■ **Texte source**:
Le publicain devenu un homme juste, et non le pharisien

Le pharisien et le publicain

Tout disciple, qu’il soit «bon pratiquant» ou «pécheur type», peut se sentir visé par la Parole de Dieu Luc18, 9-14 : le publicain et le pharisien. Jésus s’adresse d’abord à ceux qui se confient en eux-mêmes parce qu’ils s’estiment justes. Être sûr d’être juste, n’est-ce pas l’obstacle principal à la confiance en Dieu et donc à la prière?

« En ce temps-là, à l’adresse de certains qui étaient convaincus d’être justes et qui méprisaient les autres, Jésus dit la parabole que voici : « Deux hommes montèrent au Temple pour prier. L’un était pharisien, et l’autre, publicain (c’est-à-dire un collecteur d’impôts). Le pharisien se tenait debout et priait en lui-même : “Mon Dieu, je te rends grâce parce que je ne suis pas comme les autres hommes – ils sont voleurs, injustes, adultères –, ou encore comme ce publicain. Je jeûne deux fois par semaine et je verse le dixième de tout ce que je gagne.” Le publicain, lui, se tenait à distance et n’osait même pas lever les yeux vers le ciel ; mais il se frappait la poitrine, en disant : “Mon Dieu, montre-toi favorable au pécheur que je suis !” Je vous le déclare : quand ce dernier redescendit dans sa maison, c’est lui qui était devenu un homme juste, plutôt que l’autre. Qui s’élève sera abaissé ; qui s’abaisse sera élevé. » Évangile selon saint Luc 18, 9-14

 Qui d’entre nous, au cours d’un moment difficile de sa vie, ne s’est jamais demandé « Mais qu’est-ce que j’ai fait pour mériter ça ? » Nous sommes nombreux, nombreuse à nous poser furtivement cette question dans la difficulté.

L’Evangile d’aujourd’hui nous libère de cette inquiétude qui pourrait être le lit fertile des superstitions et autres endoctrinements dangereux. Cette libération est mise en scène par la parabole que Jésus adresse à des personnes qui, elles ne se posent jamais cette question ! Présentons les personnages : le pharisien. Exemple de piété personnelle, il porte aussi le souci du salut de son peuple, c’est pour cela qu’il jeûne plus souvent que prescrit par la loi religieuse et s’en attribue du mérite. Le publicain : collecteur d’impôts pour l’occupant romain mais aussi pour lui-même, il est celui qui s’enrichit en collaborant avec une puissance occupante. L’image même de la personne peu recommandable donc. Pourtant, dans les deux cas la sincérité de leur prière n’est pas à remettre en cause.

■ **Données fournies**:
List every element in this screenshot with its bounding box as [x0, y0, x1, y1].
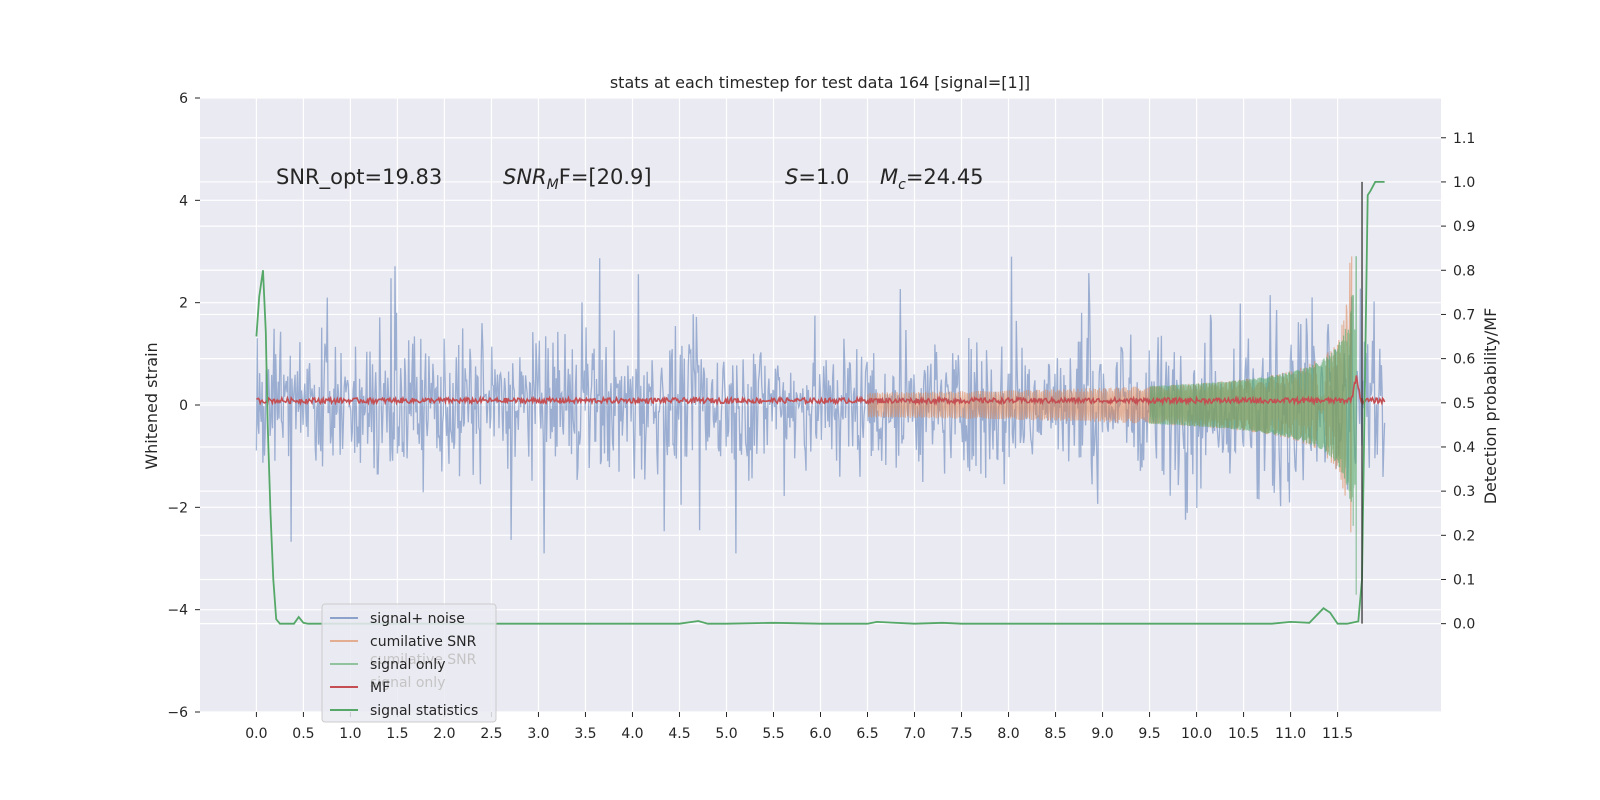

■ **Travail à faire**:
(1) Dans le texte sur la parabole du pharisien et du publicain, combien de fois par semaine le pharisien affirme-t-il jeûner ?
(2) Poursuivez le texte sur la parabole du pharisien et du publicain à partir de sa dernière phrase.

■ **Réponses successives**:
(1) Deux fois par semaine.

(2)
 Alors qu’est-ce qui les différencie assez pour que l’un soit justifié plutôt que l’autre ? C’est la certitude chez le pharisien de mériter par ses œuvres de piété l’amour de Dieu et son salut. Le publicain n’est sûr que d’être pécheur et de devoir demander à Dieu son amour, sa pitié.

Ainsi nous dit l’Evangile, ce n’est pas une relation mathématique ou logique qui nous relie au salut mais une relation d’amour. Ne pense pas que tes actions engagent Dieu mais pense, par tes actions, à t’engager dans la relation avec Dieu. Ainsi nous, nous pouvons être sûrs d’une chose : nos épreuves de vie ne sont pas une rétribution pour nos actions quelles qu’elles soient de même que, dans la joie, nous savons qu’il s’agit d’un don de Dieu, de son amour qui s’exprime librement dans nos vies. Au cœur de la joie nous pouvons nous tourner vers l’Eternel et lui rendre grâce pour ce don, au cœur de l’épreuve nous pouvons encore nous tourner vers lui et lui rendre grâce pour la force qu’il nous donne d’y faire face. « Je bénirai l’Eternel en tout temps dit le psalmiste, sa louange sera continuellement dans ma bouche ! »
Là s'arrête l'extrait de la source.